Written instruction :: Reproduce the material in full, exactly as written.

Data provided ::

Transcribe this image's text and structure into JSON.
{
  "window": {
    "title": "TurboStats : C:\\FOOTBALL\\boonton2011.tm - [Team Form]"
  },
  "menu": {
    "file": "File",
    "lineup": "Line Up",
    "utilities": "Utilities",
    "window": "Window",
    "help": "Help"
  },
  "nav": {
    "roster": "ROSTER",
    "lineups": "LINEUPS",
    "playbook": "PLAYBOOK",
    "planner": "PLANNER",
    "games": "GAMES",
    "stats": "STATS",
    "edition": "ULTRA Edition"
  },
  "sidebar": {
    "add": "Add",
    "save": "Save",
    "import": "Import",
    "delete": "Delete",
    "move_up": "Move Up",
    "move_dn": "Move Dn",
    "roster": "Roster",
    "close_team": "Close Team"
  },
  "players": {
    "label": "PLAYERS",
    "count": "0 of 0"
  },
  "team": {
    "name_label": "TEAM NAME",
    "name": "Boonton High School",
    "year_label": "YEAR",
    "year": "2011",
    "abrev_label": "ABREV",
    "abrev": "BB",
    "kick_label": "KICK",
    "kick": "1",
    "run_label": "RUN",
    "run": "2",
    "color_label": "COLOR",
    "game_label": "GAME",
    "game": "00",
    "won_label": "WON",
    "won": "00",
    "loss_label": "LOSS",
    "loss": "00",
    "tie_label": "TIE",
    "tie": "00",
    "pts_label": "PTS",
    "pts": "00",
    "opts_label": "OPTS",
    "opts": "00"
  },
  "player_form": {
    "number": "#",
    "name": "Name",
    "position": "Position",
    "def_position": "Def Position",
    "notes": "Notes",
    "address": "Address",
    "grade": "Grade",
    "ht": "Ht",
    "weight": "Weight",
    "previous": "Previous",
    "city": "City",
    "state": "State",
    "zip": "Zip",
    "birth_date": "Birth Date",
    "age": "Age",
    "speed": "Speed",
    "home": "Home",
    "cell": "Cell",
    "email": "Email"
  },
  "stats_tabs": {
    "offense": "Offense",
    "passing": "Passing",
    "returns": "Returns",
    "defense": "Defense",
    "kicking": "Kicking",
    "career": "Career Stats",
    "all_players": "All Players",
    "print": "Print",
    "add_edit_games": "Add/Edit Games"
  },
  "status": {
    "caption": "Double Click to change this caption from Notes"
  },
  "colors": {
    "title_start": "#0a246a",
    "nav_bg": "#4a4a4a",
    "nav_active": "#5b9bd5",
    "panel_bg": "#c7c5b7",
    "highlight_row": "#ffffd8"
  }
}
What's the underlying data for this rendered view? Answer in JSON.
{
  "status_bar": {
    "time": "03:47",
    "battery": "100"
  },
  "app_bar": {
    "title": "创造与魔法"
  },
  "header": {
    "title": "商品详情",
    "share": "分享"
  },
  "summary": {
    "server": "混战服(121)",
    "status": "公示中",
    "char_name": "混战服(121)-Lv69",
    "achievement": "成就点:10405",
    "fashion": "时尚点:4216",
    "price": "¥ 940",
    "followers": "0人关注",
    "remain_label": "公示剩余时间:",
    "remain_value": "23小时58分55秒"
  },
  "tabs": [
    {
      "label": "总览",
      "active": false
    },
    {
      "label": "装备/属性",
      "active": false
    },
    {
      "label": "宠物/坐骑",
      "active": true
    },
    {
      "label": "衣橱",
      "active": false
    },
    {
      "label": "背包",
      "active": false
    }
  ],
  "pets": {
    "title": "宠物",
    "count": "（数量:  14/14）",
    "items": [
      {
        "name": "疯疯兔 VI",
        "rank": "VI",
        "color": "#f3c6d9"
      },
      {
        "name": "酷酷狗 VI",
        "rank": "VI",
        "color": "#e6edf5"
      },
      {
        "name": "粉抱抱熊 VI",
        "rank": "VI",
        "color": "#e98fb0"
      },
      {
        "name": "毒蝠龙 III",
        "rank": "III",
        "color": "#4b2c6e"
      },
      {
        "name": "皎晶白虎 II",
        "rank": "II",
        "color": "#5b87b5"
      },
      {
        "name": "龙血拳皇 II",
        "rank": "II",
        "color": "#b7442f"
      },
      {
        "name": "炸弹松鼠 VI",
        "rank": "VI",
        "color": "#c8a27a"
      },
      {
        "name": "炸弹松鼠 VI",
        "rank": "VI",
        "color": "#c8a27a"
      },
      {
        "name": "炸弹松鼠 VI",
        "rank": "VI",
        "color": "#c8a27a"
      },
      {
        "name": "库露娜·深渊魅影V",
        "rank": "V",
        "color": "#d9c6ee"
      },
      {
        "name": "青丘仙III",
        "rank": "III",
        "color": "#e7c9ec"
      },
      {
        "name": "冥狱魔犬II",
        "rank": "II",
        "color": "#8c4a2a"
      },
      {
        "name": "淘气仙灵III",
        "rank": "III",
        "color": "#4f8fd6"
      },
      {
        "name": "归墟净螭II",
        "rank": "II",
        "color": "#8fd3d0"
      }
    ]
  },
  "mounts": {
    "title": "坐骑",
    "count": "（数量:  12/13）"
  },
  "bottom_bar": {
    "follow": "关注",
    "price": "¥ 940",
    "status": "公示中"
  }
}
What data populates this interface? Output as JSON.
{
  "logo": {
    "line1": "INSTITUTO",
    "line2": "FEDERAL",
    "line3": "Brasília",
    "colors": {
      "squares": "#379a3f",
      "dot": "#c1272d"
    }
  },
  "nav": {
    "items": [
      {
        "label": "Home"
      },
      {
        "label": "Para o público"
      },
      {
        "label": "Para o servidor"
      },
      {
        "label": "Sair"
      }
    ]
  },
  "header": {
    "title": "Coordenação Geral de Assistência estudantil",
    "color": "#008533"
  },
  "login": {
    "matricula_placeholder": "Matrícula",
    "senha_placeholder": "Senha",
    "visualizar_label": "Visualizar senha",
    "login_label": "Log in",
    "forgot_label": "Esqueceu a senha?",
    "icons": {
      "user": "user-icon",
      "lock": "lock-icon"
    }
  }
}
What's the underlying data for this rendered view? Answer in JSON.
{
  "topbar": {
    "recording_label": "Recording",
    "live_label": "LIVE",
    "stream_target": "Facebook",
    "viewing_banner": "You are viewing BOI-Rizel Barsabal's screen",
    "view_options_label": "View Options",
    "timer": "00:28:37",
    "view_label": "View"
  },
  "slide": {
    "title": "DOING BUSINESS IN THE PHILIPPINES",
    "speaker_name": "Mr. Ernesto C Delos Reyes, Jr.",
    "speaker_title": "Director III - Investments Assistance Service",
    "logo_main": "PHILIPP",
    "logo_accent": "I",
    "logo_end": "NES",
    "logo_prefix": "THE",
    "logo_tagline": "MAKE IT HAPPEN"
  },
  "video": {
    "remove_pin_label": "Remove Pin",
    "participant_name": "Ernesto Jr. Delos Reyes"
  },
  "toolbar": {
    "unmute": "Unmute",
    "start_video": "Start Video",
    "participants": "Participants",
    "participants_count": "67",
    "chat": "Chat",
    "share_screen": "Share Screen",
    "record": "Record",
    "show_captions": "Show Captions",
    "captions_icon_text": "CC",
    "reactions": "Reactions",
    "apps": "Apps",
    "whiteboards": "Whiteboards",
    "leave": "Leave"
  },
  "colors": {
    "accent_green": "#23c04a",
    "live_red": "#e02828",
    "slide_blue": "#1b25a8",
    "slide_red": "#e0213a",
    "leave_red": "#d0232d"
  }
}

The output ::
Transcribe this image's text and structure into JSON.
{
  "window": {
    "title": "TurboStats : C:\\FOOTBALL\\boonton2011.tm - [Team Form]"
  },
  "menu": {
    "file": "File",
    "lineup": "Line Up",
    "utilities": "Utilities",
    "window": "Window",
    "help": "Help"
  },
  "nav": {
    "roster": "ROSTER",
    "lineups": "LINEUPS",
    "playbook": "PLAYBOOK",
    "planner": "PLANNER",
    "games": "GAMES",
    "stats": "STATS",
    "edition": "ULTRA Edition"
  },
  "sidebar": {
    "add": "Add",
    "save": "Save",
    "import": "Import",
    "delete": "Delete",
    "move_up": "Move Up",
    "move_dn": "Move Dn",
    "roster": "Roster",
    "close_team": "Close Team"
  },
  "players": {
    "label": "PLAYERS",
    "count": "0 of 0"
  },
  "team": {
    "name_label": "TEAM NAME",
    "name": "Boonton High School",
    "year_label": "YEAR",
    "year": "2011",
    "abrev_label": "ABREV",
    "abrev": "BB",
    "kick_label": "KICK",
    "kick": "1",
    "run_label": "RUN",
    "run": "2",
    "color_label": "COLOR",
    "game_label": "GAME",
    "game": "00",
    "won_label": "WON",
    "won": "00",
    "loss_label": "LOSS",
    "loss": "00",
    "tie_label": "TIE",
    "tie": "00",
    "pts_label": "PTS",
    "pts": "00",
    "opts_label": "OPTS",
    "opts": "00"
  },
  "player_form": {
    "number": "#",
    "name": "Name",
    "position": "Position",
    "def_position": "Def Position",
    "notes": "Notes",
    "address": "Address",
    "grade": "Grade",
    "ht": "Ht",
    "weight": "Weight",
    "previous": "Previous",
    "city": "City",
    "state": "State",
    "zip": "Zip",
    "birth_date": "Birth Date",
    "age": "Age",
    "speed": "Speed",
    "home": "Home",
    "cell": "Cell",
    "email": "Email"
  },
  "stats_tabs": {
    "offense": "Offense",
    "passing": "Passing",
    "returns": "Returns",
    "defense": "Defense",
    "kicking": "Kicking",
    "career": "Career Stats",
    "all_players": "All Players",
    "print": "Print",
    "add_edit_games": "Add/Edit Games"
  },
  "status": {
    "caption": "Double Click to change this caption from Notes"
  },
  "colors": {
    "title_start": "#0a246a",
    "nav_bg": "#4a4a4a",
    "nav_active": "#5b9bd5",
    "panel_bg": "#c7c5b7",
    "highlight_row": "#ffffd8"
  }
}
What's the underlying data for this rendered view? Answer in JSON.
{
  "status_bar": {
    "time": "03:47",
    "battery": "100"
  },
  "app_bar": {
    "title": "创造与魔法"
  },
  "header": {
    "title": "商品详情",
    "share": "分享"
  },
  "summary": {
    "server": "混战服(121)",
    "status": "公示中",
    "char_name": "混战服(121)-Lv69",
    "achievement": "成就点:10405",
    "fashion": "时尚点:4216",
    "price": "¥ 940",
    "followers": "0人关注",
    "remain_label": "公示剩余时间:",
    "remain_value": "23小时58分55秒"
  },
  "tabs": [
    {
      "label": "总览",
      "active": false
    },
    {
      "label": "装备/属性",
      "active": false
    },
    {
      "label": "宠物/坐骑",
      "active": true
    },
    {
      "label": "衣橱",
      "active": false
    },
    {
      "label": "背包",
      "active": false
    }
  ],
  "pets": {
    "title": "宠物",
    "count": "（数量:  14/14）",
    "items": [
      {
        "name": "疯疯兔 VI",
        "rank": "VI",
        "color": "#f3c6d9"
      },
      {
        "name": "酷酷狗 VI",
        "rank": "VI",
        "color": "#e6edf5"
      },
      {
        "name": "粉抱抱熊 VI",
        "rank": "VI",
        "color": "#e98fb0"
      },
      {
        "name": "毒蝠龙 III",
        "rank": "III",
        "color": "#4b2c6e"
      },
      {
        "name": "皎晶白虎 II",
        "rank": "II",
        "color": "#5b87b5"
      },
      {
        "name": "龙血拳皇 II",
        "rank": "II",
        "color": "#b7442f"
      },
      {
        "name": "炸弹松鼠 VI",
        "rank": "VI",
        "color": "#c8a27a"
      },
      {
        "name": "炸弹松鼠 VI",
        "rank": "VI",
        "color": "#c8a27a"
      },
      {
        "name": "炸弹松鼠 VI",
        "rank": "VI",
        "color": "#c8a27a"
      },
      {
        "name": "库露娜·深渊魅影V",
        "rank": "V",
        "color": "#d9c6ee"
      },
      {
        "name": "青丘仙III",
        "rank": "III",
        "color": "#e7c9ec"
      },
      {
        "name": "冥狱魔犬II",
        "rank": "II",
        "color": "#8c4a2a"
      },
      {
        "name": "淘气仙灵III",
        "rank": "III",
        "color": "#4f8fd6"
      },
      {
        "name": "归墟净螭II",
        "rank": "II",
        "color": "#8fd3d0"
      }
    ]
  },
  "mounts": {
    "title": "坐骑",
    "count": "（数量:  12/13）"
  },
  "bottom_bar": {
    "follow": "关注",
    "price": "¥ 940",
    "status": "公示中"
  }
}
What data populates this interface? Output as JSON.
{
  "logo": {
    "line1": "INSTITUTO",
    "line2": "FEDERAL",
    "line3": "Brasília",
    "colors": {
      "squares": "#379a3f",
      "dot": "#c1272d"
    }
  },
  "nav": {
    "items": [
      {
        "label": "Home"
      },
      {
        "label": "Para o público"
      },
      {
        "label": "Para o servidor"
      },
      {
        "label": "Sair"
      }
    ]
  },
  "header": {
    "title": "Coordenação Geral de Assistência estudantil",
    "color": "#008533"
  },
  "login": {
    "matricula_placeholder": "Matrícula",
    "senha_placeholder": "Senha",
    "visualizar_label": "Visualizar senha",
    "login_label": "Log in",
    "forgot_label": "Esqueceu a senha?",
    "icons": {
      "user": "user-icon",
      "lock": "lock-icon"
    }
  }
}
What's the underlying data for this rendered view? Answer in JSON.
{
  "topbar": {
    "recording_label": "Recording",
    "live_label": "LIVE",
    "stream_target": "Facebook",
    "viewing_banner": "You are viewing BOI-Rizel Barsabal's screen",
    "view_options_label": "View Options",
    "timer": "00:28:37",
    "view_label": "View"
  },
  "slide": {
    "title": "DOING BUSINESS IN THE PHILIPPINES",
    "speaker_name": "Mr. Ernesto C Delos Reyes, Jr.",
    "speaker_title": "Director III - Investments Assistance Service",
    "logo_main": "PHILIPP",
    "logo_accent": "I",
    "logo_end": "NES",
    "logo_prefix": "THE",
    "logo_tagline": "MAKE IT HAPPEN"
  },
  "video": {
    "remove_pin_label": "Remove Pin",
    "participant_name": "Ernesto Jr. Delos Reyes"
  },
  "toolbar": {
    "unmute": "Unmute",
    "start_video": "Start Video",
    "participants": "Participants",
    "participants_count": "67",
    "chat": "Chat",
    "share_screen": "Share Screen",
    "record": "Record",
    "show_captions": "Show Captions",
    "captions_icon_text": "CC",
    "reactions": "Reactions",
    "apps": "Apps",
    "whiteboards": "Whiteboards",
    "leave": "Leave"
  },
  "colors": {
    "accent_green": "#23c04a",
    "live_red": "#e02828",
    "slide_blue": "#1b25a8",
    "slide_red": "#e0213a",
    "leave_red": "#d0232d"
  }
}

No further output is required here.